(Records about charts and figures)
○ ○ ○ ○ ○ ○ ○

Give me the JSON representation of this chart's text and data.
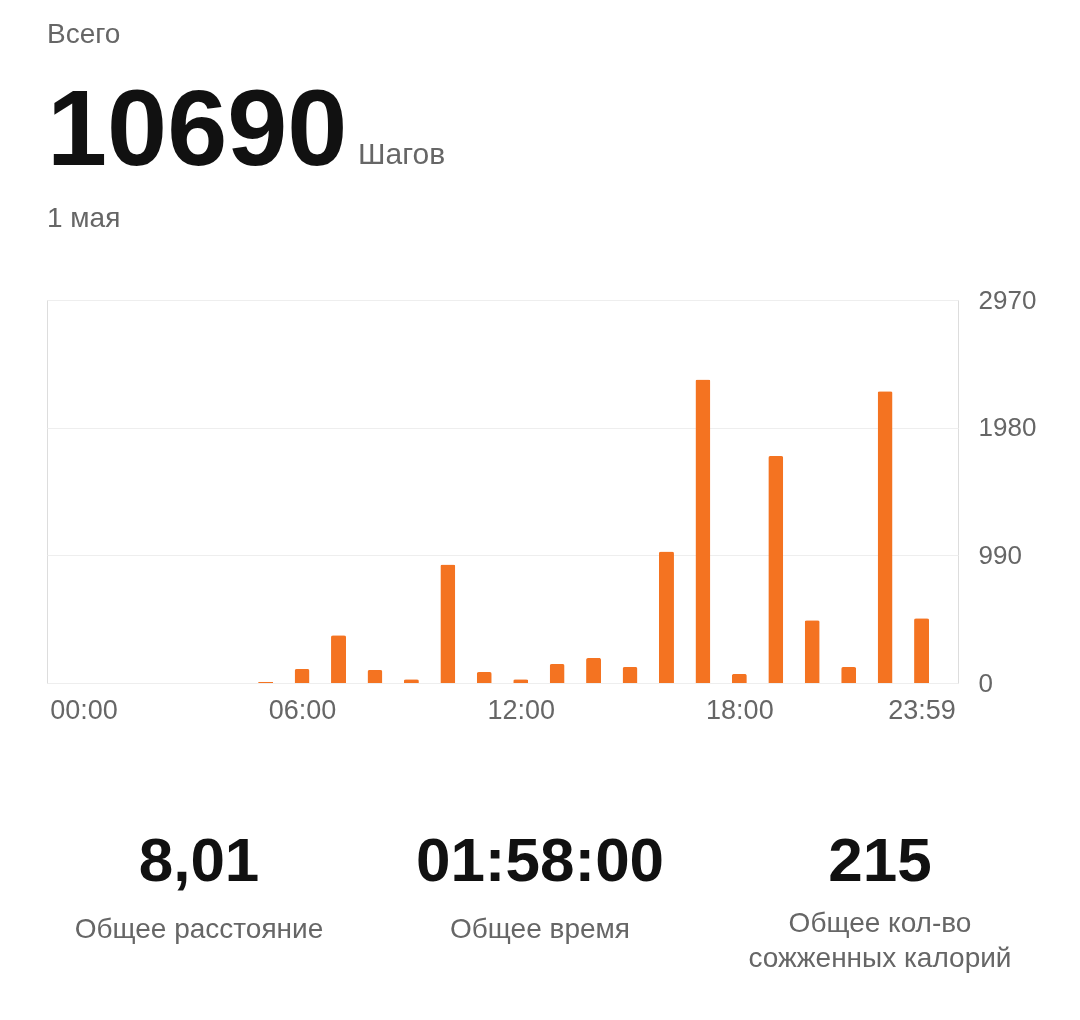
{
  "chart_data": {
    "type": "bar",
    "title": "Всего",
    "categories": [
      "00:00",
      null,
      null,
      null,
      null,
      null,
      "06:00",
      null,
      null,
      null,
      null,
      null,
      "12:00",
      null,
      null,
      null,
      null,
      null,
      "18:00",
      null,
      null,
      null,
      null,
      "23:59"
    ],
    "series": [
      {
        "color": "#f47321",
        "values": [
          0,
          0,
          0,
          0,
          0,
          10,
          108,
          370,
          100,
          30,
          918,
          85,
          30,
          147,
          193,
          124,
          1019,
          2354,
          70,
          1760,
          486,
          124,
          2262,
          502
        ]
      }
    ],
    "ylim": [
      0,
      2970
    ],
    "yticks": [
      0,
      990,
      1980,
      2970
    ],
    "grid": "y",
    "annotations": [
      "10690",
      "Шагов",
      "1 мая",
      "8,01",
      "Общее расстояние",
      "01:58:00",
      "Общее время",
      "215",
      "Общее кол-во\nсожженных калорий"
    ]
  }
}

○ ○ ○ ○ ○ ○ ○

#### TASK BRIEF:
Select and copy every line of the material that holds the string "Общее".

#### TASK RESPONSE:
      "Общее расстояние",
      "Общее время",
      "Общее кол-во\nсожженных калорий"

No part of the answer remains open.